- [PROBLEM STATEMENT] Leave the pictures out and print every record below exactly as it stands.

- [DATA IN THIS EXERCISE]
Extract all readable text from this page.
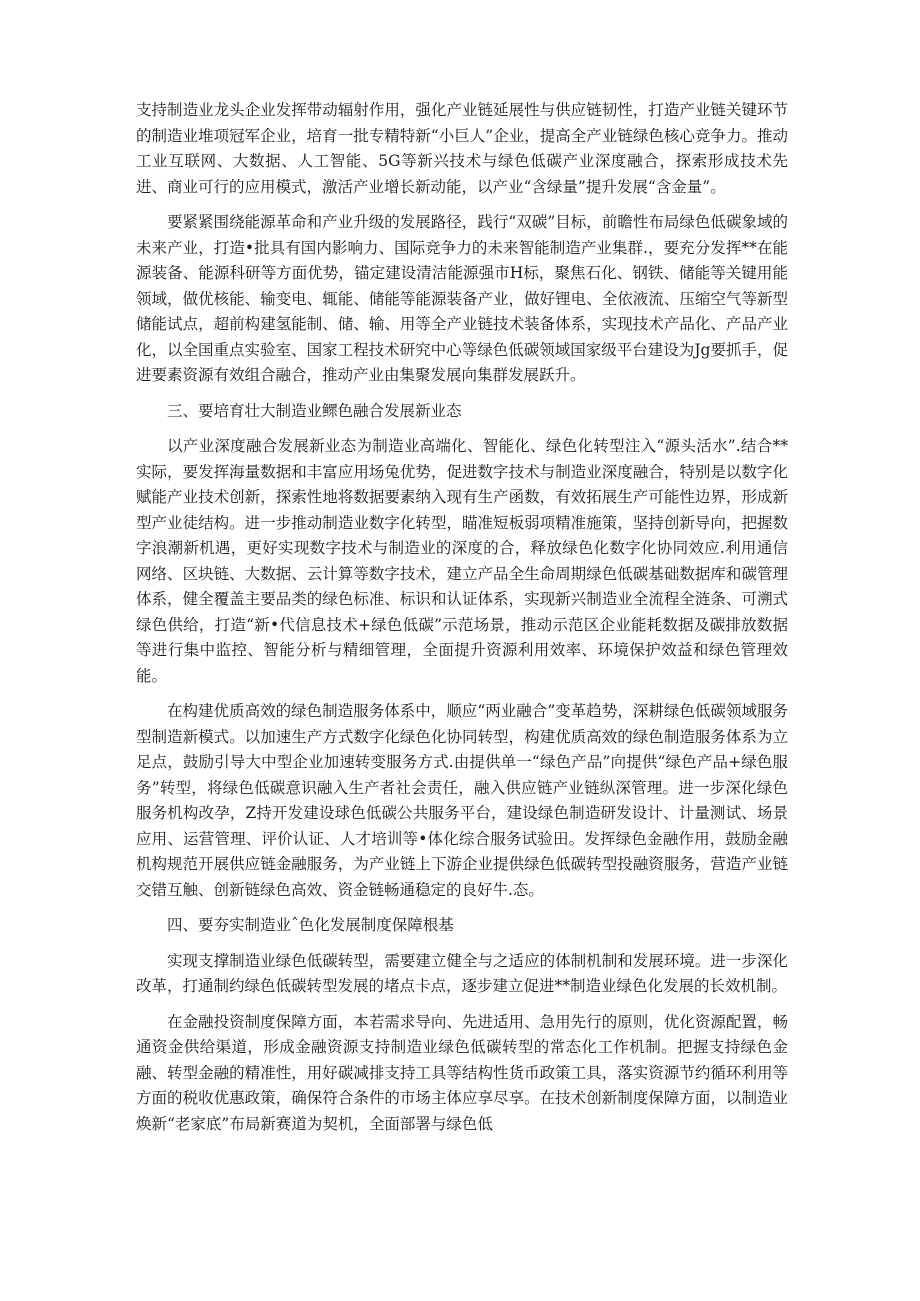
支持制造业龙头企业发挥带动辐射作用，强化产业链延展性与供应链韧性，打造产业链关键环节的制造业堆项冠军企业，培育一批专精特新“小巨人”企业，提高全产业链绿色核心竞争力。推动工业互联网、大数据、人工智能、5G等新兴技术与绿色低碳产业深度融合，探索形成技术先进、商业可行的应用模式，激活产业增长新动能，以产业“含绿量”提升发展“含金量”。

要紧紧围绕能源革命和产业升级的发展路径，践行“双碳”目标，前瞻性布局绿色低碳象域的未来产业，打造•批具有国内影响力、国际竞争力的未来智能制造产业集群.，要充分发挥**在能源装备、能源科研等方面优势，锚定建设清洁能源强市H标，聚焦石化、钢铁、储能等关键用能领域，做优核能、输变电、辄能、储能等能源装备产业，做好锂电、全依液流、压缩空气等新型储能试点，超前构建氢能制、储、输、用等全产业链技术装备体系，实现技术产品化、产品产业化，以全国重点实验室、国家工程技术研究中心等绿色低碳领域国家级平台建设为Jg要抓手，促进要素资源有效组合融合，推动产业由集聚发展向集群发展跃升。

三、要培育壮大制造业鳏色融合发展新业态

以产业深度融合发展新业态为制造业高端化、智能化、绿色化转型注入“源头活水”.结合**实际，要发挥海量数据和丰富应用场兔优势，促进数字技术与制造业深度融合，特别是以数字化赋能产业技术创新，探索性地将数据要素纳入现有生产函数，有效拓展生产可能性边界，形成新型产业徒结构。进一步推动制造业数字化转型，瞄准短板弱项精准施策，坚持创新导向，把握数字浪潮新机遇，更好实现数字技术与制造业的深度的合，释放绿色化数字化协同效应.利用通信网络、区块链、大数据、云计算等数字技术，建立产品全生命周期绿色低碳基础数据库和碳管理体系，健全覆盖主要品类的绿色标准、标识和认证体系，实现新兴制造业全流程全涟条、可溯式绿色供给，打造“新•代信息技术+绿色低碳”示范场景，推动示范区企业能耗数据及碳排放数据等进行集中监控、智能分析与精细管理，全面提升资源利用效率、环境保护效益和绿色管理效能。

在构建优质高效的绿色制造服务体系中，顺应“两业融合”变革趋势，深耕绿色低碳领域服务型制造新模式。以加速生产方式数字化绿色化协同转型，构建优质高效的绿色制造服务体系为立足点，鼓励引导大中型企业加速转变服务方式.由提供单一“绿色产品”向提供“绿色产品+绿色服务”转型，将绿色低碳意识融入生产者社会责任，融入供应链产业链纵深管理。进一步深化绿色服务机构改孕，Z持开发建设球色低碳公共服务平台，建设绿色制造研发设计、计量测试、场景应用、运营管理、评价认证、人才培训等•体化综合服务试验田。发挥绿色金融作用，鼓励金融机构规范开展供应链金融服务，为产业链上下游企业提供绿色低碳转型投融资服务，营造产业链交错互触、创新链绿色高效、资金链畅通稳定的良好牛.态。

四、要夯实制造业ˆ色化发展制度保障根基

实现支撑制造业绿色低碳转型，需要建立健全与之适应的体制机制和发展环境。进一步深化改革，打通制约绿色低碳转型发展的堵点卡点，逐步建立促进**制造业绿色化发展的长效机制。

在金融投资制度保障方面，本若需求导向、先进适用、急用先行的原则，优化资源配置，畅通资金供给渠道，形成金融资源支持制造业绿色低碳转型的常态化工作机制。把握支持绿色金融、转型金融的精准性，用好碳减排支持工具等结构性货币政策工具，落实资源节约循环利用等方面的税收优惠政策，确保符合条件的市场主体应享尽享。在技术创新制度保障方面，以制造业焕新“老家底”布局新赛道为契机，全面部署与绿色低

- [SOLVED PROBLEM]
Extract all readable text from this page.
支持制造业龙头企业发挥带动辐射作用，强化产业链延展性与供应链韧性，打造产业链关键环节的制造业堆项冠军企业，培育一批专精特新“小巨人”企业，提高全产业链绿色核心竞争力。推动工业互联网、大数据、人工智能、5G等新兴技术与绿色低碳产业深度融合，探索形成技术先进、商业可行的应用模式，激活产业增长新动能，以产业“含绿量”提升发展“含金量”。

要紧紧围绕能源革命和产业升级的发展路径，践行“双碳”目标，前瞻性布局绿色低碳象域的未来产业，打造•批具有国内影响力、国际竞争力的未来智能制造产业集群.，要充分发挥**在能源装备、能源科研等方面优势，锚定建设清洁能源强市H标，聚焦石化、钢铁、储能等关键用能领域，做优核能、输变电、辄能、储能等能源装备产业，做好锂电、全依液流、压缩空气等新型储能试点，超前构建氢能制、储、输、用等全产业链技术装备体系，实现技术产品化、产品产业化，以全国重点实验室、国家工程技术研究中心等绿色低碳领域国家级平台建设为Jg要抓手，促进要素资源有效组合融合，推动产业由集聚发展向集群发展跃升。

三、要培育壮大制造业鳏色融合发展新业态

以产业深度融合发展新业态为制造业高端化、智能化、绿色化转型注入“源头活水”.结合**实际，要发挥海量数据和丰富应用场兔优势，促进数字技术与制造业深度融合，特别是以数字化赋能产业技术创新，探索性地将数据要素纳入现有生产函数，有效拓展生产可能性边界，形成新型产业徒结构。进一步推动制造业数字化转型，瞄准短板弱项精准施策，坚持创新导向，把握数字浪潮新机遇，更好实现数字技术与制造业的深度的合，释放绿色化数字化协同效应.利用通信网络、区块链、大数据、云计算等数字技术，建立产品全生命周期绿色低碳基础数据库和碳管理体系，健全覆盖主要品类的绿色标准、标识和认证体系，实现新兴制造业全流程全涟条、可溯式绿色供给，打造“新•代信息技术+绿色低碳”示范场景，推动示范区企业能耗数据及碳排放数据等进行集中监控、智能分析与精细管理，全面提升资源利用效率、环境保护效益和绿色管理效能。

在构建优质高效的绿色制造服务体系中，顺应“两业融合”变革趋势，深耕绿色低碳领域服务型制造新模式。以加速生产方式数字化绿色化协同转型，构建优质高效的绿色制造服务体系为立足点，鼓励引导大中型企业加速转变服务方式.由提供单一“绿色产品”向提供“绿色产品+绿色服务”转型，将绿色低碳意识融入生产者社会责任，融入供应链产业链纵深管理。进一步深化绿色服务机构改孕，Z持开发建设球色低碳公共服务平台，建设绿色制造研发设计、计量测试、场景应用、运营管理、评价认证、人才培训等•体化综合服务试验田。发挥绿色金融作用，鼓励金融机构规范开展供应链金融服务，为产业链上下游企业提供绿色低碳转型投融资服务，营造产业链交错互触、创新链绿色高效、资金链畅通稳定的良好牛.态。

四、要夯实制造业ˆ色化发展制度保障根基

实现支撑制造业绿色低碳转型，需要建立健全与之适应的体制机制和发展环境。进一步深化改革，打通制约绿色低碳转型发展的堵点卡点，逐步建立促进**制造业绿色化发展的长效机制。

在金融投资制度保障方面，本若需求导向、先进适用、急用先行的原则，优化资源配置，畅通资金供给渠道，形成金融资源支持制造业绿色低碳转型的常态化工作机制。把握支持绿色金融、转型金融的精准性，用好碳减排支持工具等结构性货币政策工具，落实资源节约循环利用等方面的税收优惠政策，确保符合条件的市场主体应享尽享。在技术创新制度保障方面，以制造业焕新“老家底”布局新赛道为契机，全面部署与绿色低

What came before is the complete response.